▸ **SHORT EXERCISE**
Give the number of lines that contain the string "Allowed", and nothing else.

▸ **DATA EXTRACT**
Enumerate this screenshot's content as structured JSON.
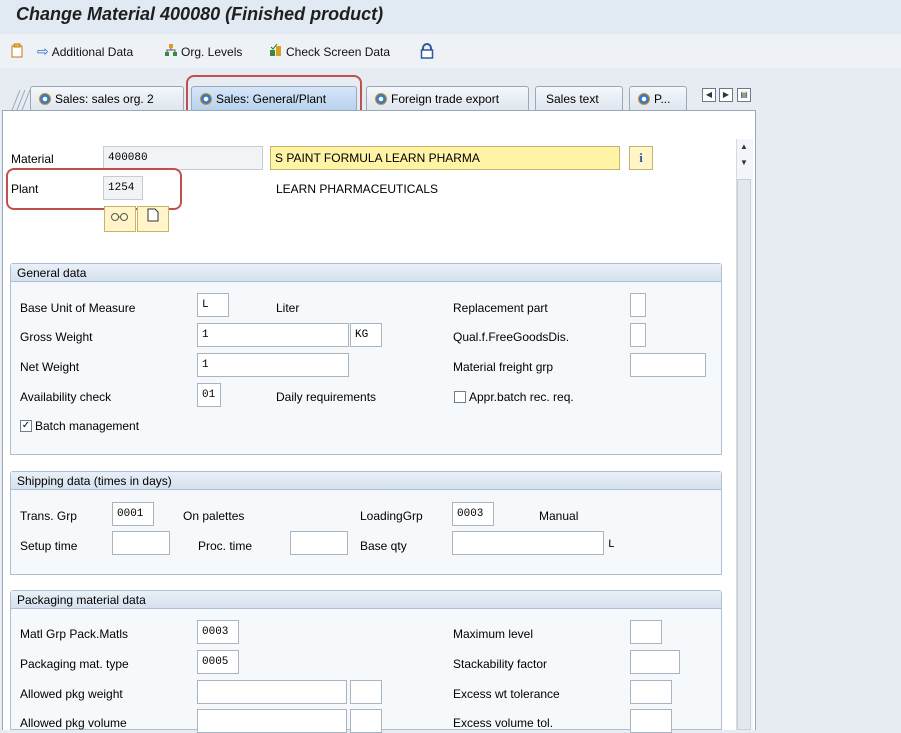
{
  "title": "Change Material 400080 (Finished product)",
  "toolbar": {
    "additional_data": "Additional Data",
    "org_levels": "Org. Levels",
    "check_screen_data": "Check Screen Data"
  },
  "tabs": [
    {
      "label": "Sales: sales org. 2"
    },
    {
      "label": "Sales: General/Plant"
    },
    {
      "label": "Foreign trade export"
    },
    {
      "label": "Sales text"
    },
    {
      "label": "P..."
    }
  ],
  "header": {
    "material_label": "Material",
    "material_value": "400080",
    "material_desc": "S PAINT FORMULA LEARN PHARMA",
    "plant_label": "Plant",
    "plant_value": "1254",
    "plant_desc": "LEARN PHARMACEUTICALS"
  },
  "general": {
    "title": "General data",
    "base_uom_label": "Base Unit of Measure",
    "base_uom_value": "L",
    "base_uom_text": "Liter",
    "gross_weight_label": "Gross Weight",
    "gross_weight_value": "1",
    "weight_unit": "KG",
    "net_weight_label": "Net Weight",
    "net_weight_value": "1",
    "availability_label": "Availability check",
    "availability_value": "01",
    "availability_text": "Daily requirements",
    "batch_label": "Batch management",
    "replacement_label": "Replacement part",
    "qual_label": "Qual.f.FreeGoodsDis.",
    "freight_label": "Material freight grp",
    "appr_label": "Appr.batch rec. req."
  },
  "shipping": {
    "title": "Shipping data (times in days)",
    "trans_grp_label": "Trans. Grp",
    "trans_grp_value": "0001",
    "trans_grp_text": "On palettes",
    "loading_grp_label": "LoadingGrp",
    "loading_grp_value": "0003",
    "loading_grp_text": "Manual",
    "setup_time_label": "Setup time",
    "proc_time_label": "Proc. time",
    "base_qty_label": "Base qty",
    "base_qty_unit": "L"
  },
  "packaging": {
    "title": "Packaging material data",
    "matl_grp_label": "Matl Grp Pack.Matls",
    "matl_grp_value": "0003",
    "pkg_type_label": "Packaging mat. type",
    "pkg_type_value": "0005",
    "allowed_weight_label": "Allowed pkg weight",
    "allowed_volume_label": "Allowed pkg volume",
    "max_level_label": "Maximum level",
    "stack_label": "Stackability factor",
    "excess_wt_label": "Excess wt tolerance",
    "excess_vol_label": "Excess volume tol."
  },
  "colors": {
    "highlight": "#c0504d",
    "description_bg": "#fff3a6"
  }
}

▸ **FULL ANSWER**
2